(Records about charts and figures)
────

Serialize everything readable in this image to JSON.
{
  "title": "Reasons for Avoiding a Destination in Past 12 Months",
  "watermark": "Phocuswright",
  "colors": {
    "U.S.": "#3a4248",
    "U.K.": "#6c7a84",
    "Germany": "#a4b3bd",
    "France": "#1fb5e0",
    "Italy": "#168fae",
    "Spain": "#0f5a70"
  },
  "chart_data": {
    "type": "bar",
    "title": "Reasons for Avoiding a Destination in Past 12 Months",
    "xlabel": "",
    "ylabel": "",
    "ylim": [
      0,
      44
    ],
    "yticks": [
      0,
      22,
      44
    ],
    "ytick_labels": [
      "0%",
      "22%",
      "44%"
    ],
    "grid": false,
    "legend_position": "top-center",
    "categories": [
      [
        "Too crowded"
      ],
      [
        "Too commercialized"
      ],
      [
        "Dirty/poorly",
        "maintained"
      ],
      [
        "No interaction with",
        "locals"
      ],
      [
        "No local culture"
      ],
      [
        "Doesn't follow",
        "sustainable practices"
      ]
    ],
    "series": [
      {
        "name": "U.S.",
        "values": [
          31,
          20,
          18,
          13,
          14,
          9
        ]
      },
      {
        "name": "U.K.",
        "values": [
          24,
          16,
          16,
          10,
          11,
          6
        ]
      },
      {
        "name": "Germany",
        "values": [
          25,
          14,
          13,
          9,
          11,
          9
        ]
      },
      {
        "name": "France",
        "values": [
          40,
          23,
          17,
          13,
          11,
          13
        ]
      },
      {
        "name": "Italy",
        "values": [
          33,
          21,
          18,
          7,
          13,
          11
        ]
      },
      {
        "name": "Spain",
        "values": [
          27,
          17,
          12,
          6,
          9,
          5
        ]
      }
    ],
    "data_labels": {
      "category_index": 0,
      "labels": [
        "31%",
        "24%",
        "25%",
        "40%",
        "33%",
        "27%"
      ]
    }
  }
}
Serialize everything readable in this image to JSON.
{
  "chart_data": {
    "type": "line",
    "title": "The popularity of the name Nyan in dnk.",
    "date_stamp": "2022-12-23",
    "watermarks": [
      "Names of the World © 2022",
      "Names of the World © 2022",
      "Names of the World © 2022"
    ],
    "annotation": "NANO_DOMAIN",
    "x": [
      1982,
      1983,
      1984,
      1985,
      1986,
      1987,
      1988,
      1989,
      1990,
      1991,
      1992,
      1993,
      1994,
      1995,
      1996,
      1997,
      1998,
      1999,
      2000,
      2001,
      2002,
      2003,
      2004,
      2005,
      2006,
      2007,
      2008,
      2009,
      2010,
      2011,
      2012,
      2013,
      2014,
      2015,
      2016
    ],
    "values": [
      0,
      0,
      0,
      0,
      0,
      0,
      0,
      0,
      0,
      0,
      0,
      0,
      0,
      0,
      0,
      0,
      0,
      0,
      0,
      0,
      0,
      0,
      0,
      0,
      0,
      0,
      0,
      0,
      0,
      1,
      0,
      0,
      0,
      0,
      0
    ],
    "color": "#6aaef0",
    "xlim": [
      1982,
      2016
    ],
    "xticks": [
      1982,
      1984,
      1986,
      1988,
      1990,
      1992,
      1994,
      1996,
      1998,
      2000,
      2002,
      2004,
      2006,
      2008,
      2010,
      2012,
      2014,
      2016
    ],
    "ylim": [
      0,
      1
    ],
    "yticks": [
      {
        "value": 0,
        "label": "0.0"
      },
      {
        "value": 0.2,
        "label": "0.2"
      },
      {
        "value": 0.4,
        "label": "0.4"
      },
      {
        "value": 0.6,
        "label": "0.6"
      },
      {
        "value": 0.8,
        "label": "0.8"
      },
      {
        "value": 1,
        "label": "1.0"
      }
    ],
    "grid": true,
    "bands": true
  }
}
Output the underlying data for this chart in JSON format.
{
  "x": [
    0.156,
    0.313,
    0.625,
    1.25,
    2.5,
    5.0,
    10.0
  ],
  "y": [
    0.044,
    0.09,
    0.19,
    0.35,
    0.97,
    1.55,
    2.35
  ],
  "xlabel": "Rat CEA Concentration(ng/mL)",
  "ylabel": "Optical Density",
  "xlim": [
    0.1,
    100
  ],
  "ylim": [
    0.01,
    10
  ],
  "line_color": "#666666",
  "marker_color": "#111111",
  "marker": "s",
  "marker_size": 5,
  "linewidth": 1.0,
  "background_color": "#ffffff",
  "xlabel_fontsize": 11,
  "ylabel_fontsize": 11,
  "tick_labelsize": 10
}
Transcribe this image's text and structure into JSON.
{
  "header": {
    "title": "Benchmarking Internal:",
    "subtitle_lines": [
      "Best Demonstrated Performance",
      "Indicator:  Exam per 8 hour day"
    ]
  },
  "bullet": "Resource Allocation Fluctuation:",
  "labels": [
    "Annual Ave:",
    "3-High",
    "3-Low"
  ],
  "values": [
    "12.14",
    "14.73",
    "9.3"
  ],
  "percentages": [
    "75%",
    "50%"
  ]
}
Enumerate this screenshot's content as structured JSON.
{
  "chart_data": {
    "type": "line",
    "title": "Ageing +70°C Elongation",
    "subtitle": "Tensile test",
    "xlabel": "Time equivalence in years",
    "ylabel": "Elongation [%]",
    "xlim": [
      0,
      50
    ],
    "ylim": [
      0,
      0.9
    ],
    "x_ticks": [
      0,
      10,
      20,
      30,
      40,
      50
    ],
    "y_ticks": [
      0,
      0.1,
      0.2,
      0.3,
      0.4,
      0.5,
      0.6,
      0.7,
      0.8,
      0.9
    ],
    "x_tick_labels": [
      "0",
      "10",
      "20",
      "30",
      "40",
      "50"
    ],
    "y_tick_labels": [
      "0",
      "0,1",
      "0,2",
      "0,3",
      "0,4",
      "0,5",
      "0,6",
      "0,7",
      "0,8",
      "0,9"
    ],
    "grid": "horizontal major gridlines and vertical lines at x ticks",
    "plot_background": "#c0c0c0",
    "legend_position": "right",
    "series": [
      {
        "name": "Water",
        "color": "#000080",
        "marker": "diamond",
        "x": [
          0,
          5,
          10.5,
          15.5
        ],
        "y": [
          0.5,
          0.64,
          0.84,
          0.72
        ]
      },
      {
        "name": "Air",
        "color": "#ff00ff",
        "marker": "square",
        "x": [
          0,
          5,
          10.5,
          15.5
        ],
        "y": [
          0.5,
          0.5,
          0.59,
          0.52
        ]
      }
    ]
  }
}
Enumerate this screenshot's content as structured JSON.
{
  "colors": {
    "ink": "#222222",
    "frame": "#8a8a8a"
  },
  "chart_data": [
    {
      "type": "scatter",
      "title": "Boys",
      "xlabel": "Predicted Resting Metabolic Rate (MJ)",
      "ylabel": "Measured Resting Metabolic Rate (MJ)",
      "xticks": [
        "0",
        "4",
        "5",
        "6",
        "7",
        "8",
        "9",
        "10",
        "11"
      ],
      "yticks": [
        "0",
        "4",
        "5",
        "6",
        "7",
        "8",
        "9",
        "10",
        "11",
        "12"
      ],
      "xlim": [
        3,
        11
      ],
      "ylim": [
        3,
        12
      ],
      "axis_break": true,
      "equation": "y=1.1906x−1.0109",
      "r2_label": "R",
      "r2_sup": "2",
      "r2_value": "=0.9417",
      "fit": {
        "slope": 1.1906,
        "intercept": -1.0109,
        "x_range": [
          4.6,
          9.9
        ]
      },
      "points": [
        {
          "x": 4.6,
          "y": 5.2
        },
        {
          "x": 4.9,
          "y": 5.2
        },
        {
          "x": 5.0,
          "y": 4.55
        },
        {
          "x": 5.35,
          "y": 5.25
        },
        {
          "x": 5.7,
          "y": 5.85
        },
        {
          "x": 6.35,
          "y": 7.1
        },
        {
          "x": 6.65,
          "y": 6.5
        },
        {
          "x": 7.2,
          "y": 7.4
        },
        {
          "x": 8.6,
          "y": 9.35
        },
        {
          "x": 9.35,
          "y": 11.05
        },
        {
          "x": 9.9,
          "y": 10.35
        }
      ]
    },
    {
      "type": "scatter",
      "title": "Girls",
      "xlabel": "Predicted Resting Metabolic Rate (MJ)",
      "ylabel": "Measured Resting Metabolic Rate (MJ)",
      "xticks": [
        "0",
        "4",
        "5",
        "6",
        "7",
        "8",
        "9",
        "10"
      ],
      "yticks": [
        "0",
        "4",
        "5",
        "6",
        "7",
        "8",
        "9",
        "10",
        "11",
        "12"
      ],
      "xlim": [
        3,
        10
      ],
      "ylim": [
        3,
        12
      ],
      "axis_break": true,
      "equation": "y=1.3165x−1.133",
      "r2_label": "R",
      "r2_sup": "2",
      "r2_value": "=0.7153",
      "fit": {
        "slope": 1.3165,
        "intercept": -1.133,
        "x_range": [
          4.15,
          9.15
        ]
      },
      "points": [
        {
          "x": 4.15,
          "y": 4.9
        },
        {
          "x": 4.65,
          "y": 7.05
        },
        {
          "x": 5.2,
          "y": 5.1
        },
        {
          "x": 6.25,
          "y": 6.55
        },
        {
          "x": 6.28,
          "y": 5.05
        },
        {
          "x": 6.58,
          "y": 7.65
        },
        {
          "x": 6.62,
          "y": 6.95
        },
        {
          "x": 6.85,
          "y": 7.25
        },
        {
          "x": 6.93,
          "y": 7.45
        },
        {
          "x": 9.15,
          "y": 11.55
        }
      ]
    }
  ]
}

────

Of the lines in this listing, report how many contain the string "equation", and give the number only.

2